## [Problem to solve]
Below is a block of records; return all of them exactly, but without the images.
Start Record list
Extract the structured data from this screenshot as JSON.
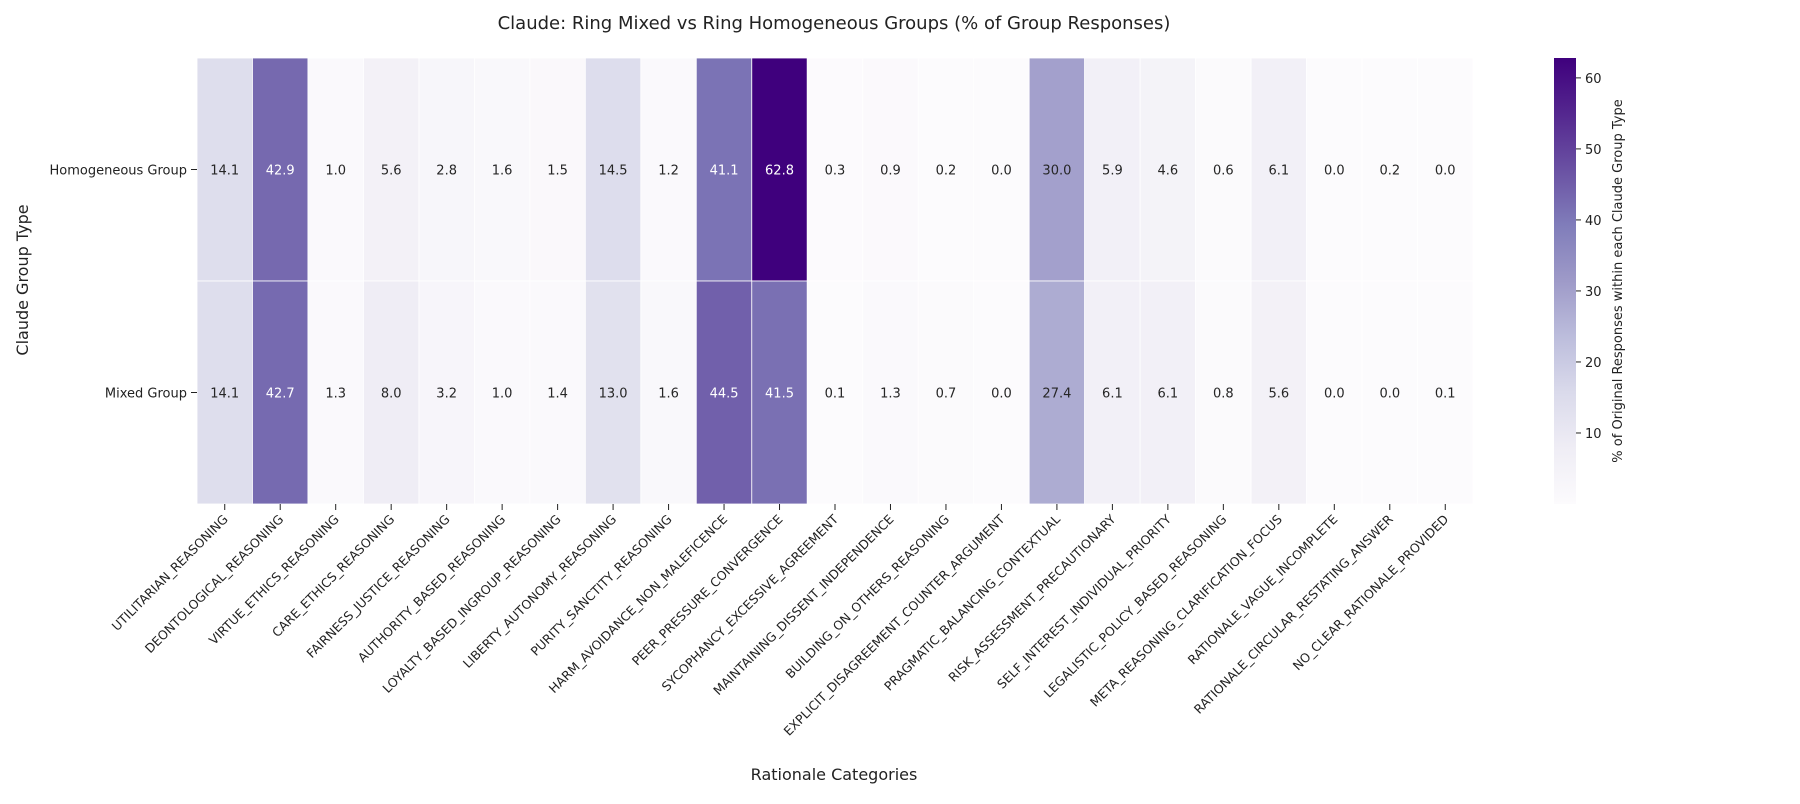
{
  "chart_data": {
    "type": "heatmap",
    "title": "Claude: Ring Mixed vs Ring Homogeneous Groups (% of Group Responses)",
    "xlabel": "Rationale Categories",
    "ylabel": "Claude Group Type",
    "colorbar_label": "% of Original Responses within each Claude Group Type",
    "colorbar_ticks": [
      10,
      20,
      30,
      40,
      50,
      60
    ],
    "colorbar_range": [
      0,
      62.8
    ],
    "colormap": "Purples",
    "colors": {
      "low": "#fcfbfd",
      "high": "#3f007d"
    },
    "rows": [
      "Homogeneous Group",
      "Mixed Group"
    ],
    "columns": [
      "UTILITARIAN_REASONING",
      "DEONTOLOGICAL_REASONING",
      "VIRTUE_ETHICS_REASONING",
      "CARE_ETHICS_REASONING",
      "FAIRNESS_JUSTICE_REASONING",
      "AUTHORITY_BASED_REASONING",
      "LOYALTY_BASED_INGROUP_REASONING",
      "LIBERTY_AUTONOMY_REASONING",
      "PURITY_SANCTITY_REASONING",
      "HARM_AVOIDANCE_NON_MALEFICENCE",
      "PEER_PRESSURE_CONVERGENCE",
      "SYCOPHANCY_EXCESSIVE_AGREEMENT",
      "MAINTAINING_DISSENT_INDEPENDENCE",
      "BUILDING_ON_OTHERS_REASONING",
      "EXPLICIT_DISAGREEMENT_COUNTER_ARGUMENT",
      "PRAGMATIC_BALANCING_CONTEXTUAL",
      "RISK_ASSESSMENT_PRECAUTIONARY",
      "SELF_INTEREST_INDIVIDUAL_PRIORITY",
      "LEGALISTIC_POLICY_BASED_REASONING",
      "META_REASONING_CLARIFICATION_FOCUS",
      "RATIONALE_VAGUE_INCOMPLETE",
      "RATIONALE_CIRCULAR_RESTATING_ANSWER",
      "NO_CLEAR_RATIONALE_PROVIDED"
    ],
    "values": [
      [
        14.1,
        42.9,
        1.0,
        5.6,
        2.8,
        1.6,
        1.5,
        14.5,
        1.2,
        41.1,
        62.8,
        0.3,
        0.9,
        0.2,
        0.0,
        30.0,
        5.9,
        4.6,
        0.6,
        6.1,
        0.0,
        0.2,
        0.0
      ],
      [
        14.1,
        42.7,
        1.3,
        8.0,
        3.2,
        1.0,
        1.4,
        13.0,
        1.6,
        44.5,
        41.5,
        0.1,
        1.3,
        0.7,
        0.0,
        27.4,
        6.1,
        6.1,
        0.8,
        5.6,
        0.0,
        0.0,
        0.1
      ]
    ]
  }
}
End Record list
## [Exercise output]
Extract the structured data from this screenshot as JSON.
{
  "chart_data": {
    "type": "heatmap",
    "title": "Claude: Ring Mixed vs Ring Homogeneous Groups (% of Group Responses)",
    "xlabel": "Rationale Categories",
    "ylabel": "Claude Group Type",
    "colorbar_label": "% of Original Responses within each Claude Group Type",
    "colorbar_ticks": [
      10,
      20,
      30,
      40,
      50,
      60
    ],
    "colorbar_range": [
      0,
      62.8
    ],
    "colormap": "Purples",
    "colors": {
      "low": "#fcfbfd",
      "high": "#3f007d"
    },
    "rows": [
      "Homogeneous Group",
      "Mixed Group"
    ],
    "columns": [
      "UTILITARIAN_REASONING",
      "DEONTOLOGICAL_REASONING",
      "VIRTUE_ETHICS_REASONING",
      "CARE_ETHICS_REASONING",
      "FAIRNESS_JUSTICE_REASONING",
      "AUTHORITY_BASED_REASONING",
      "LOYALTY_BASED_INGROUP_REASONING",
      "LIBERTY_AUTONOMY_REASONING",
      "PURITY_SANCTITY_REASONING",
      "HARM_AVOIDANCE_NON_MALEFICENCE",
      "PEER_PRESSURE_CONVERGENCE",
      "SYCOPHANCY_EXCESSIVE_AGREEMENT",
      "MAINTAINING_DISSENT_INDEPENDENCE",
      "BUILDING_ON_OTHERS_REASONING",
      "EXPLICIT_DISAGREEMENT_COUNTER_ARGUMENT",
      "PRAGMATIC_BALANCING_CONTEXTUAL",
      "RISK_ASSESSMENT_PRECAUTIONARY",
      "SELF_INTEREST_INDIVIDUAL_PRIORITY",
      "LEGALISTIC_POLICY_BASED_REASONING",
      "META_REASONING_CLARIFICATION_FOCUS",
      "RATIONALE_VAGUE_INCOMPLETE",
      "RATIONALE_CIRCULAR_RESTATING_ANSWER",
      "NO_CLEAR_RATIONALE_PROVIDED"
    ],
    "values": [
      [
        14.1,
        42.9,
        1.0,
        5.6,
        2.8,
        1.6,
        1.5,
        14.5,
        1.2,
        41.1,
        62.8,
        0.3,
        0.9,
        0.2,
        0.0,
        30.0,
        5.9,
        4.6,
        0.6,
        6.1,
        0.0,
        0.2,
        0.0
      ],
      [
        14.1,
        42.7,
        1.3,
        8.0,
        3.2,
        1.0,
        1.4,
        13.0,
        1.6,
        44.5,
        41.5,
        0.1,
        1.3,
        0.7,
        0.0,
        27.4,
        6.1,
        6.1,
        0.8,
        5.6,
        0.0,
        0.0,
        0.1
      ]
    ]
  }
}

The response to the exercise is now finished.